To be done. Where does the string "Preparer" appear? Copy every line of the entries below that holds it.

■ ■ ■ ■ ■

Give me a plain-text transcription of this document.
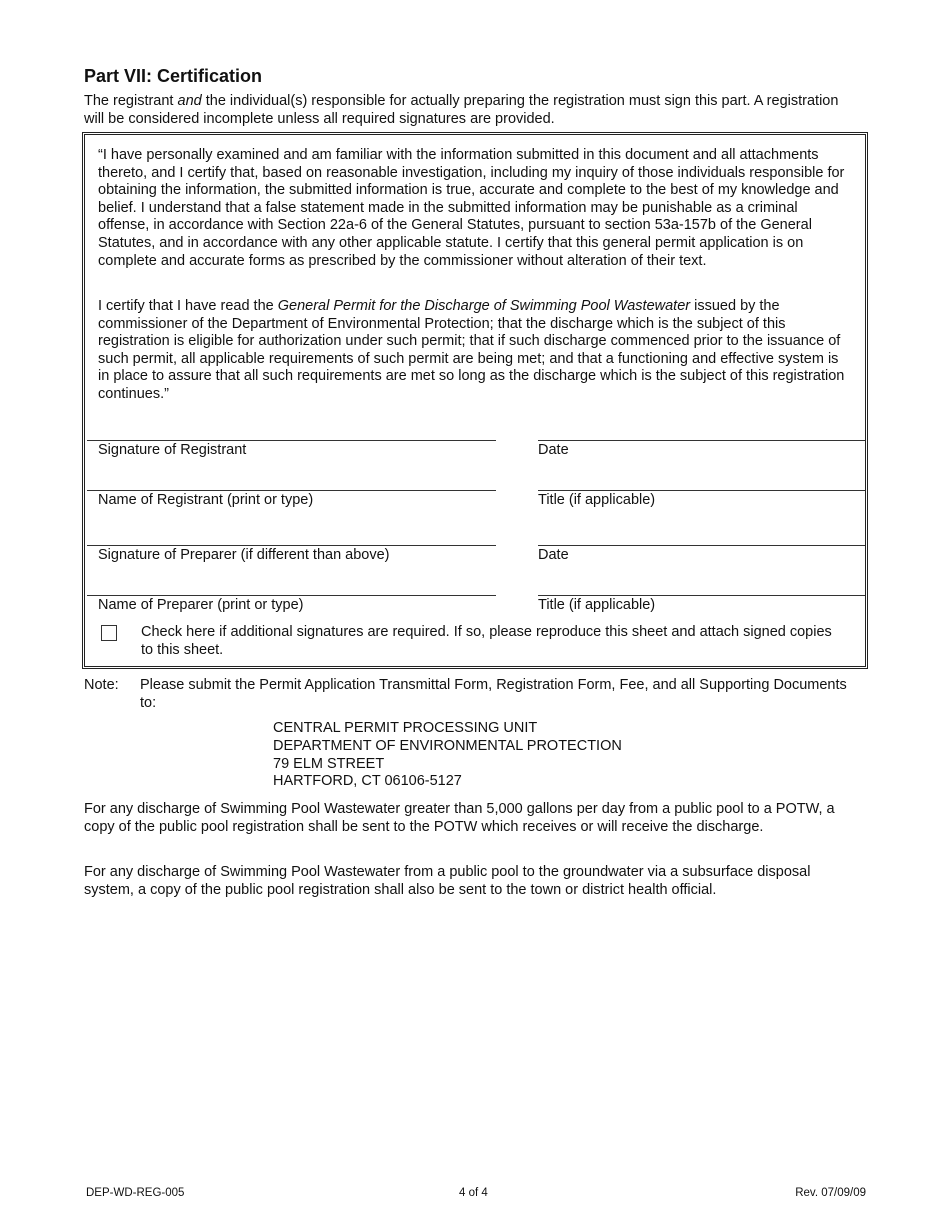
Part VII: Certification

The registrant and the individual(s) responsible for actually preparing the registration must sign this part. A registration will be considered incomplete unless all required signatures are provided.

“I have personally examined and am familiar with the information submitted in this document and all attachments thereto, and I certify that, based on reasonable investigation, including my inquiry of those individuals responsible for obtaining the information, the submitted information is true, accurate and complete to the best of my knowledge and belief. I understand that a false statement made in the submitted information may be punishable as a criminal offense, in accordance with Section 22a-6 of the General Statutes, pursuant to section 53a-157b of the General Statutes, and in accordance with any other applicable statute. I certify that this general permit application is on complete and accurate forms as prescribed by the commissioner without alteration of their text.

I certify that I have read the General Permit for the Discharge of Swimming Pool Wastewater issued by the commissioner of the Department of Environmental Protection; that the discharge which is the subject of this registration is eligible for authorization under such permit; that if such discharge commenced prior to the issuance of such permit, all applicable requirements of such permit are being met; and that a functioning and effective system is in place to assure that all such requirements are met so long as the discharge which is the subject of this registration continues.”

Signature of Registrant	Date
Name of Registrant (print or type)	Title (if applicable)
Signature of Preparer (if different than above)	Date
Name of Preparer (print or type)	Title (if applicable)
Check here if additional signatures are required. If so, please reproduce this sheet and attach signed copies to this sheet.
Note: Please submit the Permit Application Transmittal Form, Registration Form, Fee, and all Supporting Documents to:
CENTRAL PERMIT PROCESSING UNIT
DEPARTMENT OF ENVIRONMENTAL PROTECTION
79 ELM STREET
HARTFORD, CT 06106-5127

For any discharge of Swimming Pool Wastewater greater than 5,000 gallons per day from a public pool to a POTW, a copy of the public pool registration shall be sent to the POTW which receives or will receive the discharge.

For any discharge of Swimming Pool Wastewater from a public pool to the groundwater via a subsurface disposal system, a copy of the public pool registration shall also be sent to the town or district health official.

DEP-WD-REG-005	4 of 4	Rev. 07/09/09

■ ■ ■ ■ ■

Written response.
Signature of Preparer (if different than above)	Date
Name of Preparer (print or type)	Title (if applicable)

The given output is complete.